### GIVEN EXERCISE
Copy every line from the records below that holds the word "Ozone".

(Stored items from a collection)
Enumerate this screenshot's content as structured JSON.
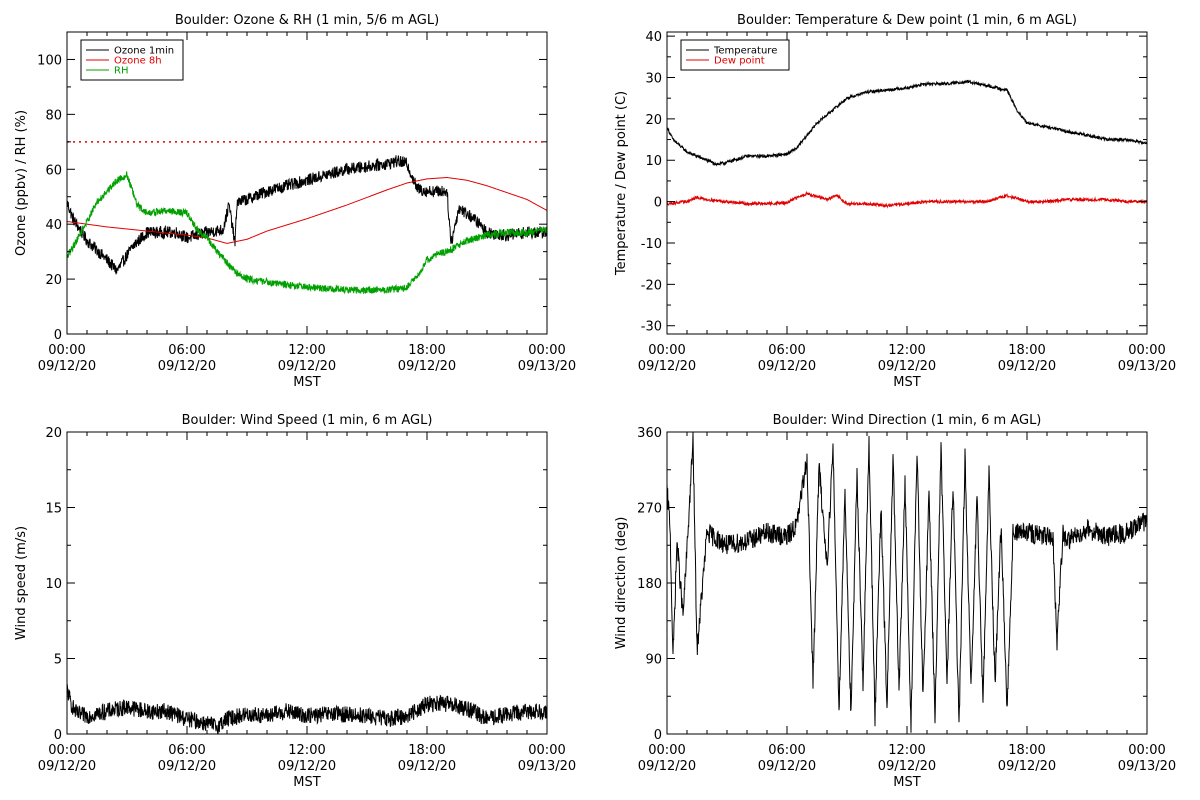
{
  "chart_data": [
    {
      "type": "line",
      "title": "Boulder: Ozone & RH (1 min, 5/6 m AGL)",
      "xlabel": "MST",
      "ylabel": "Ozone (ppbv) / RH (%)",
      "xlim": [
        "09/12/20 00:00",
        "09/13/20 00:00"
      ],
      "xtick_times": [
        "00:00",
        "06:00",
        "12:00",
        "18:00",
        "00:00"
      ],
      "xtick_dates": [
        "09/12/20",
        "09/12/20",
        "09/12/20",
        "09/12/20",
        "09/13/20"
      ],
      "ylim": [
        0,
        110
      ],
      "yticks": [
        0,
        20,
        40,
        60,
        80,
        100
      ],
      "grid": false,
      "legend": "top-left",
      "reference_line": {
        "y": 70,
        "color": "#e00000",
        "style": "dotted"
      },
      "series": [
        {
          "name": "Ozone 1min",
          "color": "#000000",
          "noise": 2.2,
          "x": [
            0,
            0.3,
            1,
            2,
            2.5,
            3.3,
            4,
            5.5,
            6,
            7,
            7.8,
            8.1,
            8.4,
            8.5,
            9,
            10,
            11,
            12,
            13,
            14,
            15,
            16,
            16.5,
            17,
            17.5,
            18,
            19,
            19.2,
            19.6,
            20.5,
            21,
            22,
            23,
            24
          ],
          "y": [
            48,
            42,
            34,
            27,
            23,
            32,
            37,
            37,
            35,
            37,
            38,
            47,
            33,
            48,
            49,
            52,
            54,
            56,
            58,
            60,
            61,
            62,
            63,
            62,
            53,
            52,
            52,
            33,
            46,
            41,
            37,
            36,
            37,
            37
          ]
        },
        {
          "name": "Ozone 8h",
          "color": "#e00000",
          "noise": 0,
          "x": [
            0,
            2,
            4,
            6,
            7,
            8,
            9,
            10,
            12,
            14,
            16,
            17,
            18,
            19,
            20,
            21,
            22,
            23,
            24
          ],
          "y": [
            41,
            39,
            37.5,
            36,
            35,
            33,
            34.5,
            37.5,
            42,
            47,
            52.5,
            55,
            56.5,
            57,
            56,
            54,
            51.5,
            49,
            45
          ]
        },
        {
          "name": "RH",
          "color": "#00a000",
          "noise": 1.3,
          "x": [
            0,
            0.4,
            1,
            1.5,
            2,
            2.5,
            3,
            3.5,
            4,
            5,
            6,
            6.5,
            7,
            7.5,
            8,
            8.5,
            9,
            10,
            11,
            12,
            14,
            16,
            17,
            17.5,
            18,
            18.5,
            19,
            20,
            21,
            22,
            23,
            24
          ],
          "y": [
            28,
            33,
            41,
            48,
            52,
            56,
            58,
            47,
            44,
            45,
            44,
            38,
            35,
            30,
            26,
            22,
            20,
            19,
            18,
            17,
            16,
            16,
            17,
            21,
            27,
            29,
            30,
            34,
            36,
            37,
            37,
            38
          ]
        }
      ]
    },
    {
      "type": "line",
      "title": "Boulder: Temperature & Dew point (1 min, 6 m AGL)",
      "xlabel": "MST",
      "ylabel": "Temperature / Dew point (C)",
      "xlim": [
        "09/12/20 00:00",
        "09/13/20 00:00"
      ],
      "xtick_times": [
        "00:00",
        "06:00",
        "12:00",
        "18:00",
        "00:00"
      ],
      "xtick_dates": [
        "09/12/20",
        "09/12/20",
        "09/12/20",
        "09/12/20",
        "09/13/20"
      ],
      "ylim": [
        -32,
        41
      ],
      "yticks": [
        -30,
        -20,
        -10,
        0,
        10,
        20,
        30,
        40
      ],
      "grid": false,
      "legend": "top-left",
      "series": [
        {
          "name": "Temperature",
          "color": "#000000",
          "noise": 0.35,
          "x": [
            0,
            0.3,
            1,
            2,
            2.5,
            3,
            4,
            5,
            6,
            6.5,
            7,
            7.5,
            8,
            9,
            10,
            11,
            12,
            13,
            14,
            15,
            16,
            16.5,
            17,
            17.5,
            18,
            19,
            20,
            21,
            22,
            23,
            24
          ],
          "y": [
            18,
            15,
            12,
            10,
            9,
            9.5,
            11,
            11,
            11.5,
            13,
            16,
            19,
            21,
            25,
            26.5,
            27,
            27.5,
            28.5,
            28.5,
            29,
            28,
            27.5,
            27,
            22,
            19,
            18,
            17,
            16,
            15,
            15,
            14
          ]
        },
        {
          "name": "Dew point",
          "color": "#e00000",
          "noise": 0.35,
          "x": [
            0,
            1,
            1.5,
            2,
            3,
            4,
            5,
            6,
            6.5,
            7,
            7.3,
            8,
            8.5,
            9,
            10,
            11,
            12,
            13,
            14,
            15,
            16,
            17,
            18,
            19,
            20,
            21,
            22,
            23,
            24
          ],
          "y": [
            -0.5,
            0,
            1,
            0.5,
            0,
            -0.5,
            -0.5,
            -0.3,
            1,
            2,
            1.5,
            0.5,
            1.5,
            -0.5,
            -0.5,
            -1,
            -0.5,
            0,
            0,
            0,
            0,
            1.5,
            0,
            0,
            0.5,
            0.5,
            0.5,
            0,
            0
          ]
        }
      ]
    },
    {
      "type": "line",
      "title": "Boulder: Wind Speed (1 min, 6 m AGL)",
      "xlabel": "MST",
      "ylabel": "Wind speed (m/s)",
      "xlim": [
        "09/12/20 00:00",
        "09/13/20 00:00"
      ],
      "xtick_times": [
        "00:00",
        "06:00",
        "12:00",
        "18:00",
        "00:00"
      ],
      "xtick_dates": [
        "09/12/20",
        "09/12/20",
        "09/12/20",
        "09/12/20",
        "09/13/20"
      ],
      "ylim": [
        0,
        20
      ],
      "yticks": [
        0,
        5,
        10,
        15,
        20
      ],
      "grid": false,
      "series": [
        {
          "color": "#000000",
          "noise": 0.55,
          "x": [
            0,
            0.2,
            0.5,
            1,
            2,
            3,
            4,
            5,
            6,
            7,
            7.5,
            8,
            9,
            10,
            11,
            12,
            13,
            14,
            15,
            16,
            17,
            18,
            19,
            20,
            21,
            22,
            23,
            24
          ],
          "y": [
            3,
            2,
            1.3,
            1.2,
            1.5,
            1.8,
            1.5,
            1.5,
            1,
            0.7,
            0.5,
            1,
            1.3,
            1.2,
            1.5,
            1.2,
            1.3,
            1.3,
            1.2,
            1,
            1.2,
            2,
            2,
            1.7,
            1,
            1.3,
            1.5,
            1.5
          ]
        }
      ]
    },
    {
      "type": "line",
      "title": "Boulder: Wind Direction (1 min, 6 m AGL)",
      "xlabel": "MST",
      "ylabel": "Wind direction (deg)",
      "xlim": [
        "09/12/20 00:00",
        "09/13/20 00:00"
      ],
      "xtick_times": [
        "00:00",
        "06:00",
        "12:00",
        "18:00",
        "00:00"
      ],
      "xtick_dates": [
        "09/12/20",
        "09/12/20",
        "09/12/20",
        "09/12/20",
        "09/13/20"
      ],
      "ylim": [
        0,
        360
      ],
      "yticks": [
        0,
        90,
        180,
        270,
        360
      ],
      "grid": false,
      "series": [
        {
          "color": "#000000",
          "noise": 12,
          "x": [
            0,
            0.15,
            0.3,
            0.5,
            0.8,
            1,
            1.3,
            1.5,
            2,
            3,
            4,
            5,
            6,
            6.5,
            7,
            7.3,
            7.6,
            8,
            8.3,
            8.6,
            8.9,
            9.2,
            9.5,
            9.8,
            10.1,
            10.4,
            10.7,
            11,
            11.3,
            11.6,
            11.9,
            12.2,
            12.5,
            12.8,
            13.1,
            13.4,
            13.7,
            14,
            14.3,
            14.6,
            14.9,
            15.2,
            15.5,
            15.8,
            16.1,
            16.4,
            16.7,
            17,
            17.3,
            18,
            19,
            19.3,
            19.5,
            19.8,
            20,
            21,
            22,
            23,
            24
          ],
          "y": [
            290,
            250,
            90,
            230,
            140,
            220,
            350,
            100,
            240,
            225,
            230,
            240,
            235,
            250,
            330,
            60,
            320,
            200,
            340,
            30,
            290,
            20,
            310,
            60,
            350,
            20,
            270,
            30,
            330,
            50,
            300,
            10,
            340,
            40,
            290,
            20,
            340,
            60,
            300,
            10,
            330,
            50,
            280,
            40,
            310,
            60,
            250,
            30,
            240,
            240,
            235,
            230,
            110,
            240,
            230,
            245,
            235,
            240,
            255
          ]
        }
      ]
    }
  ]
}
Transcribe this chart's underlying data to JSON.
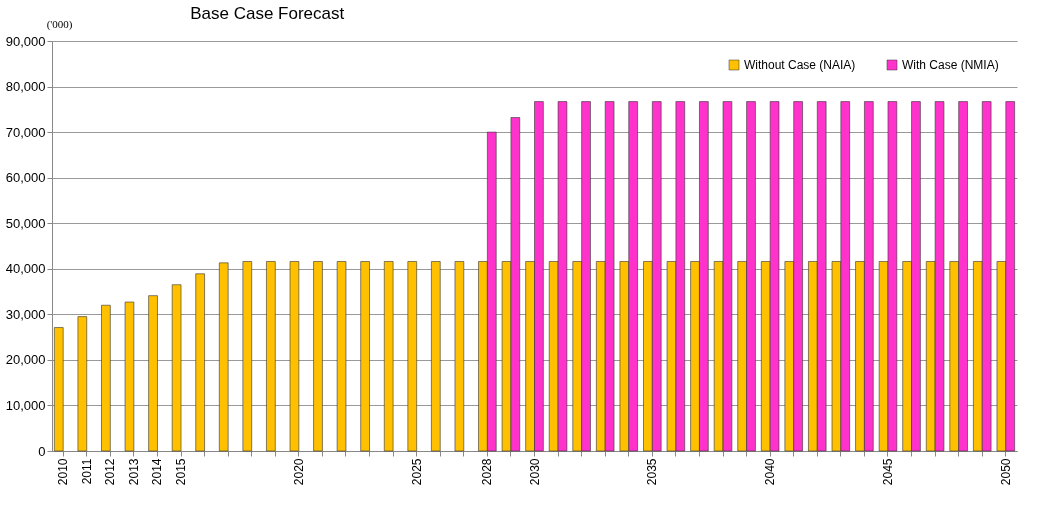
{
  "chart_data": {
    "type": "bar",
    "title": "Base Case Forecast",
    "ylabel": "('000)",
    "categories": [
      "2010",
      "2011",
      "2012",
      "2013",
      "2014",
      "2015",
      null,
      null,
      null,
      null,
      "2020",
      null,
      null,
      null,
      null,
      "2025",
      null,
      null,
      "2028",
      null,
      "2030",
      null,
      null,
      null,
      null,
      "2035",
      null,
      null,
      null,
      null,
      "2040",
      null,
      null,
      null,
      null,
      "2045",
      null,
      null,
      null,
      null,
      "2050"
    ],
    "series": [
      {
        "name": "Without Case (NAIA)",
        "color": "#ffc000",
        "values": [
          27100,
          29500,
          32000,
          32700,
          34100,
          36500,
          38900,
          41300,
          41600,
          41600,
          41600,
          41600,
          41600,
          41600,
          41600,
          41600,
          41600,
          41600,
          41600,
          41600,
          41600,
          41600,
          41600,
          41600,
          41600,
          41600,
          41600,
          41600,
          41600,
          41600,
          41600,
          41600,
          41600,
          41600,
          41600,
          41600,
          41600,
          41600,
          41600,
          41600,
          41600
        ]
      },
      {
        "name": "With Case (NMIA)",
        "color": "#ff33cc",
        "values": [
          null,
          null,
          null,
          null,
          null,
          null,
          null,
          null,
          null,
          null,
          null,
          null,
          null,
          null,
          null,
          null,
          null,
          null,
          70000,
          73200,
          76700,
          76700,
          76700,
          76700,
          76700,
          76700,
          76700,
          76700,
          76700,
          76700,
          76700,
          76700,
          76700,
          76700,
          76700,
          76700,
          76700,
          76700,
          76700,
          76700,
          76700
        ]
      }
    ],
    "ylim": [
      0,
      90000
    ],
    "yticks": [
      0,
      {
        "value": 10000,
        "label": "10,000"
      },
      {
        "value": 20000,
        "label": "20,000"
      },
      {
        "value": 30000,
        "label": "30,000"
      },
      {
        "value": 40000,
        "label": "40,000"
      },
      {
        "value": 50000,
        "label": "50,000"
      },
      {
        "value": 60000,
        "label": "60,000"
      },
      {
        "value": 70000,
        "label": "70,000"
      },
      {
        "value": 80000,
        "label": "80,000"
      },
      {
        "value": 90000,
        "label": "90,000"
      }
    ],
    "grid": "y",
    "legend": "top right"
  }
}
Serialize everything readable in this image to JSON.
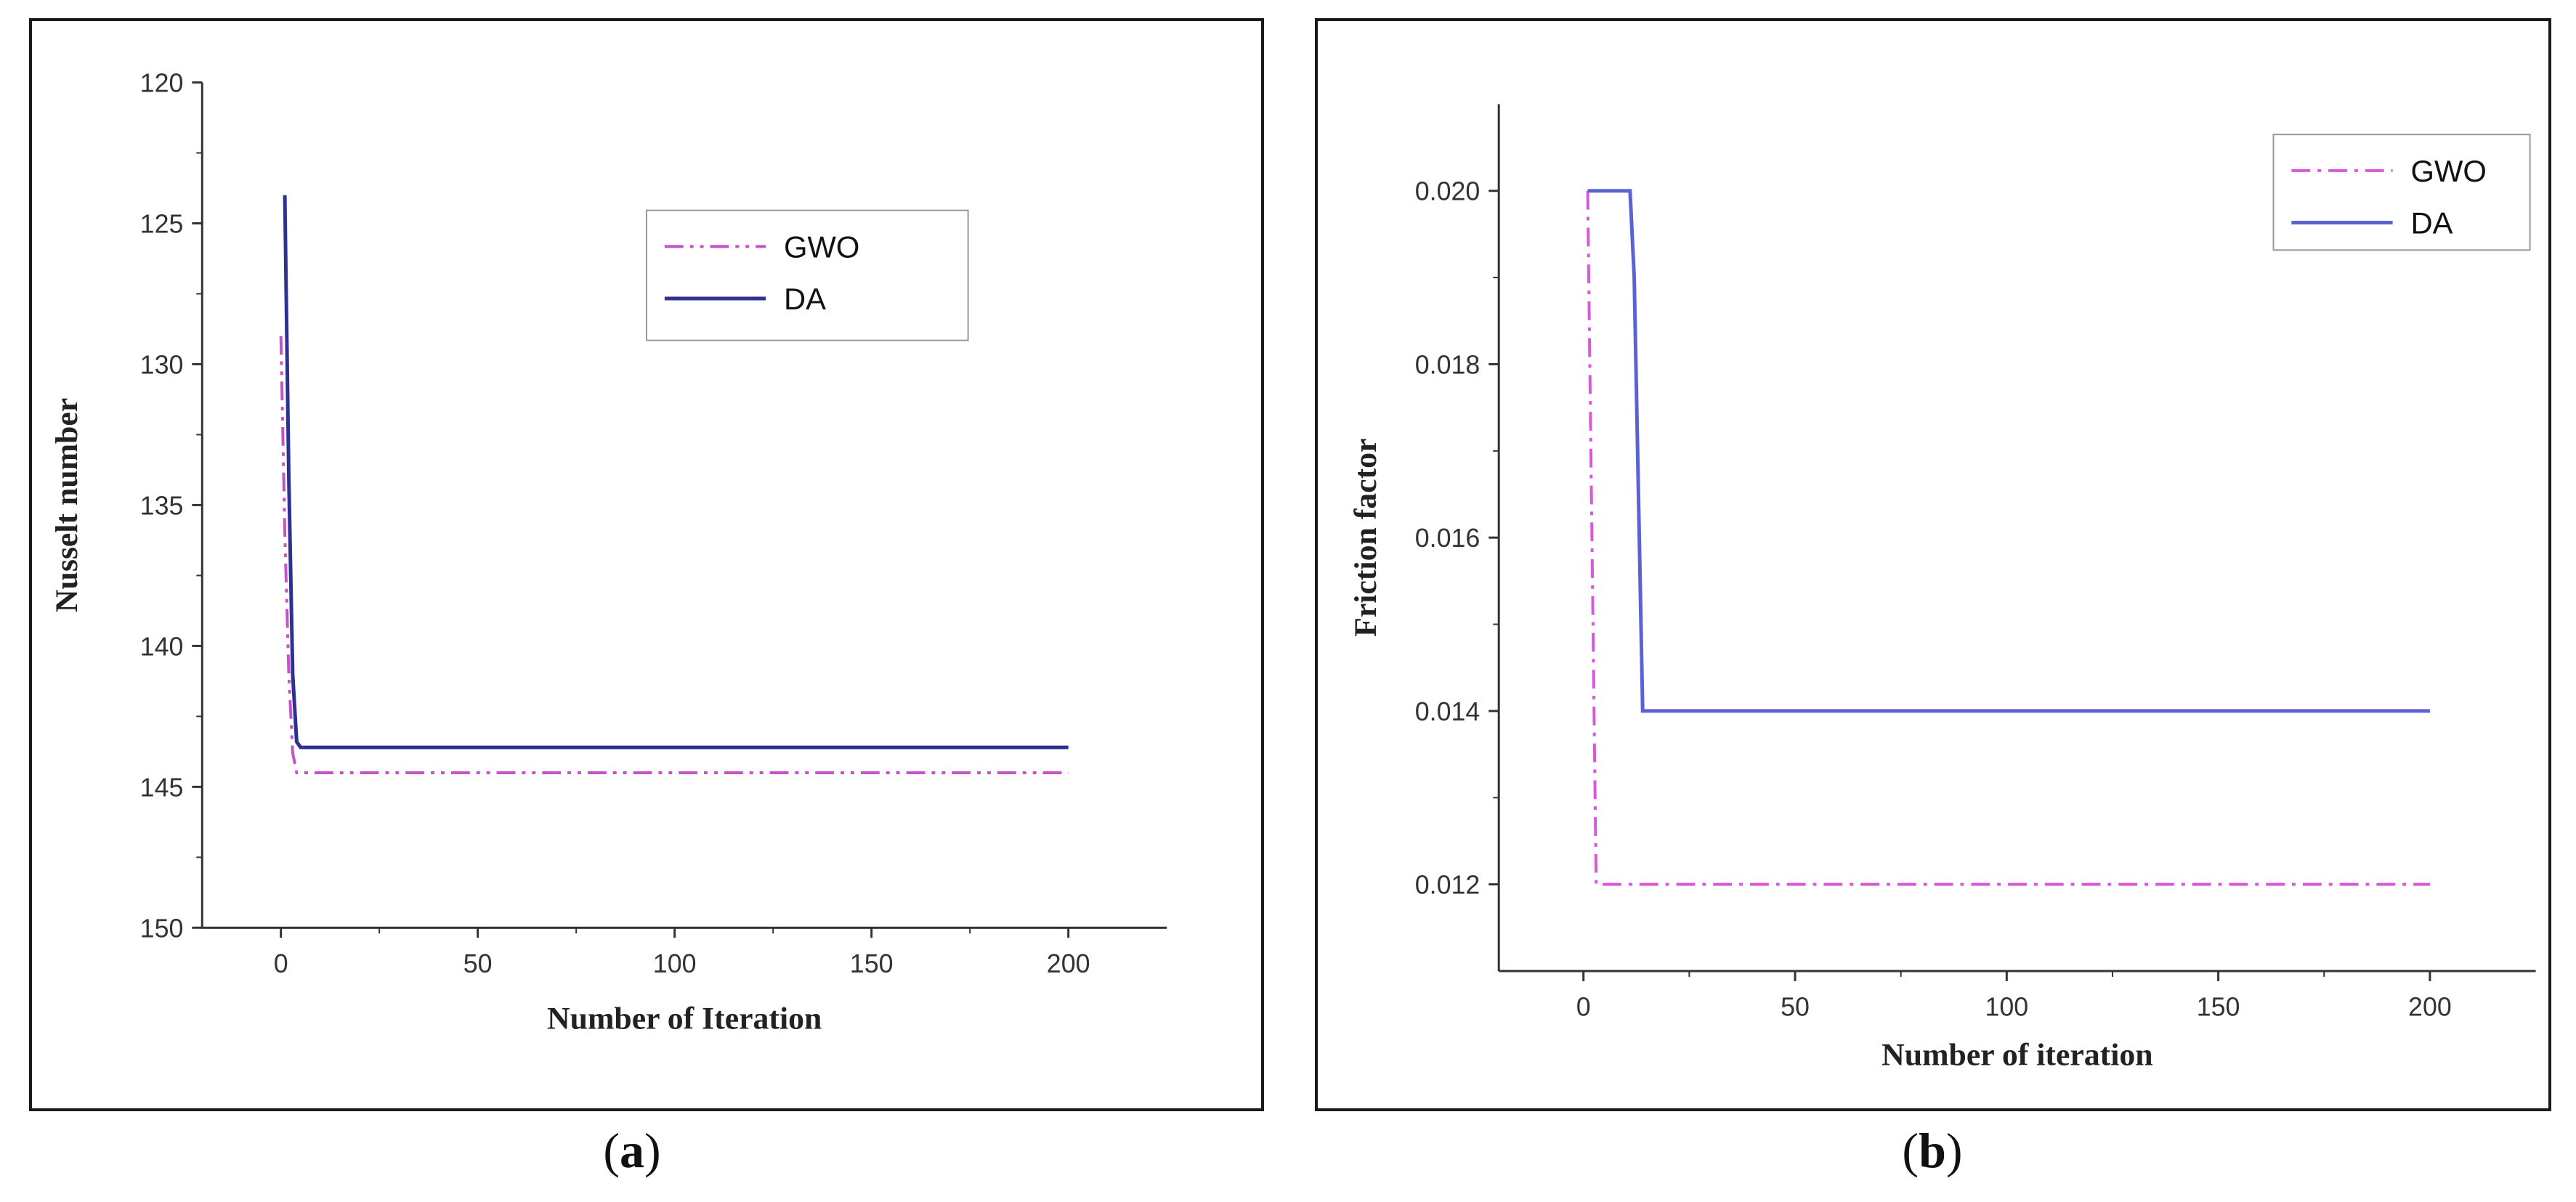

### REPLY TO THE EXERCISE
      "title": "Boulder: Ozone & RH (1 min, 5/6 m AGL)",
      "ylabel": "Ozone (ppbv) / RH (%)",
          "name": "Ozone 1min",
          "name": "Ozone 8h",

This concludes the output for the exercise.